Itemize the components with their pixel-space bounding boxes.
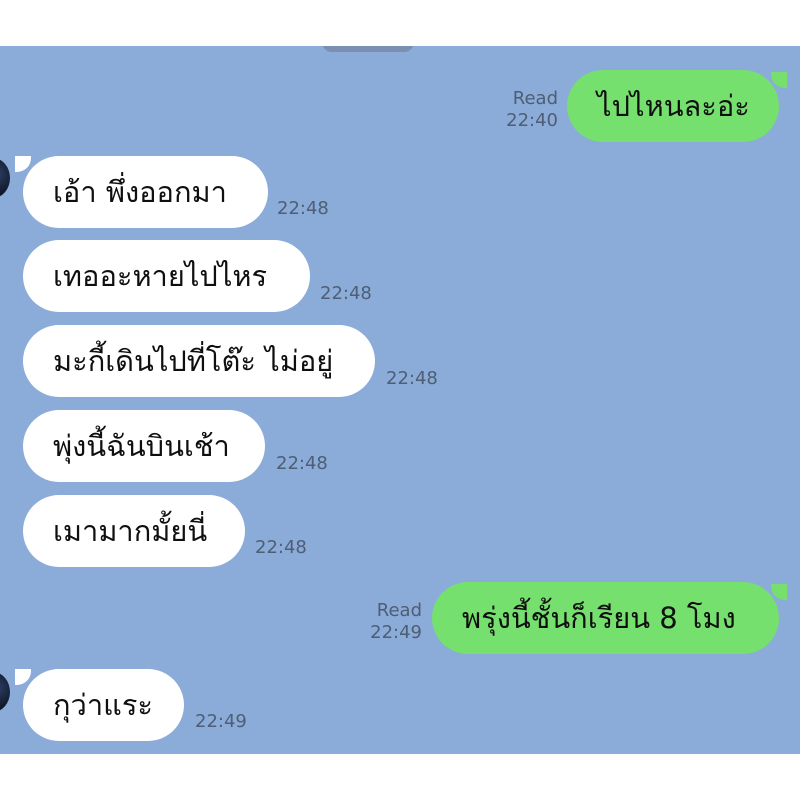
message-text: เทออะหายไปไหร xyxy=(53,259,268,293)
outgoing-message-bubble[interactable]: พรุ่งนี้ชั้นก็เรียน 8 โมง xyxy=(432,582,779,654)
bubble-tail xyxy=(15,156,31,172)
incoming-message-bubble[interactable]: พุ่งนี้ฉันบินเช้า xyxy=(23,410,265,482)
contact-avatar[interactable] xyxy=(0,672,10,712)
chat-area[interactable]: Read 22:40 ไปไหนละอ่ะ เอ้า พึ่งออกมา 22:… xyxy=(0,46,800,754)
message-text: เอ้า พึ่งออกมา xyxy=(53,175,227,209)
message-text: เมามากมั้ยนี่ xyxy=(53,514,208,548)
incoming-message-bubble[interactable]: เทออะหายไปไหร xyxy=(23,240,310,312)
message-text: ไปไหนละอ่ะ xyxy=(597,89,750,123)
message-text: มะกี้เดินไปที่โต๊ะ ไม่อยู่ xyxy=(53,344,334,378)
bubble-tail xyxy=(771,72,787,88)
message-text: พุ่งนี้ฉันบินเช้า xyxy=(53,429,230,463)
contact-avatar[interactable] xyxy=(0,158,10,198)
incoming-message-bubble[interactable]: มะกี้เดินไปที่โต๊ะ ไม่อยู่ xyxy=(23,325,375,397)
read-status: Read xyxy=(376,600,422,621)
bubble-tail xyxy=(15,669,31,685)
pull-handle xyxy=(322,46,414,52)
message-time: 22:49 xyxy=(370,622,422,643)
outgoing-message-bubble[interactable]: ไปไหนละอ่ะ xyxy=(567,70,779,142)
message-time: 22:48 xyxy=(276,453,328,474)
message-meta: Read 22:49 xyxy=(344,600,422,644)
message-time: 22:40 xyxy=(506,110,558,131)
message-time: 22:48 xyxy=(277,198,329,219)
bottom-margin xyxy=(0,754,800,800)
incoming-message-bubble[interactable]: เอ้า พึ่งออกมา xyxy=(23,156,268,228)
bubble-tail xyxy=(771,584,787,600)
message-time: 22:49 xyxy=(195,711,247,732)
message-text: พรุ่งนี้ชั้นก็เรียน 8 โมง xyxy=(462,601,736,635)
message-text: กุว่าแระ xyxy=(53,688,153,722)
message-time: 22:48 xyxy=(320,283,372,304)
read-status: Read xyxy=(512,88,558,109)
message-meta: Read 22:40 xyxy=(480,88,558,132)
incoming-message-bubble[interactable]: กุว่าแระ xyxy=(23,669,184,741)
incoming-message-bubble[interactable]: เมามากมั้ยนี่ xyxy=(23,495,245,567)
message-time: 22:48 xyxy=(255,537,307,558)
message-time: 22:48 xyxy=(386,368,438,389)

========================

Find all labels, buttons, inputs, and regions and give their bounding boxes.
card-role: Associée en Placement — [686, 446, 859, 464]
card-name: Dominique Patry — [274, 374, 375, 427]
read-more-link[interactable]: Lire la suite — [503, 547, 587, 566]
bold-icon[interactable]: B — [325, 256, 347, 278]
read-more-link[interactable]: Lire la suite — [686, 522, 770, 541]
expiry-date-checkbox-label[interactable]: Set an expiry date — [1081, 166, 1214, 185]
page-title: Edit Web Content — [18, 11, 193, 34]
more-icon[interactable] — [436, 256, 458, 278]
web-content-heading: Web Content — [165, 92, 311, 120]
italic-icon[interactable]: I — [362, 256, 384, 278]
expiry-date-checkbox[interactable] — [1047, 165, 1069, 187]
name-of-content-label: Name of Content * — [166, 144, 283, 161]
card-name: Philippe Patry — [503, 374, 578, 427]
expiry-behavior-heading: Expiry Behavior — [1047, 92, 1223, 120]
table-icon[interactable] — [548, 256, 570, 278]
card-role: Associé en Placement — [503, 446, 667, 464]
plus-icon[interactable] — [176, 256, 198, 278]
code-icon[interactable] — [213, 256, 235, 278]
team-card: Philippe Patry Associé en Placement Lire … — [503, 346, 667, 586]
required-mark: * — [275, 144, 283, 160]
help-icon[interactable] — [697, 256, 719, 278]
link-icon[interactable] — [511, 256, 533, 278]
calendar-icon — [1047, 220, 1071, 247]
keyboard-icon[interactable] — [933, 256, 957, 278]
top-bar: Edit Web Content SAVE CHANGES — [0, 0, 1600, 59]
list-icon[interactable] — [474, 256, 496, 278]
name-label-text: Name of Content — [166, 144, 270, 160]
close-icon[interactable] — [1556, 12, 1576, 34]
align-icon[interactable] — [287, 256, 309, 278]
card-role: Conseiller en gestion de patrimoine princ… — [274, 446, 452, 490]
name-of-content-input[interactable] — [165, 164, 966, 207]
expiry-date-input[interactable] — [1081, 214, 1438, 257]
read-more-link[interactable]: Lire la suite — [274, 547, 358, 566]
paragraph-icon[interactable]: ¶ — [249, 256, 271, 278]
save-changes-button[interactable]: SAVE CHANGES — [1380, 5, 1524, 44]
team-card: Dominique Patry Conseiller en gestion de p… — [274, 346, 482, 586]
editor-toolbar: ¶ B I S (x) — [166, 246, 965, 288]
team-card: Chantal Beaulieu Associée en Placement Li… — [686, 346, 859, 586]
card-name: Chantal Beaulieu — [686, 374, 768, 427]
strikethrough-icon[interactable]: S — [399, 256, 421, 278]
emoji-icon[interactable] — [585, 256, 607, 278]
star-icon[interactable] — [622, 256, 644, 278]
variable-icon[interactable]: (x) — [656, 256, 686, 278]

========================

Please copy the records word for word, starting at the line containing "Find all labels, buttons, inputs, and" and ending at the line containing "547, 587, 566]".

Find all labels, buttons, inputs, and regions and give their bounding boxes.
card-role: Associée en Placement — [686, 446, 859, 464]
card-name: Dominique Patry — [274, 374, 375, 427]
read-more-link[interactable]: Lire la suite — [503, 547, 587, 566]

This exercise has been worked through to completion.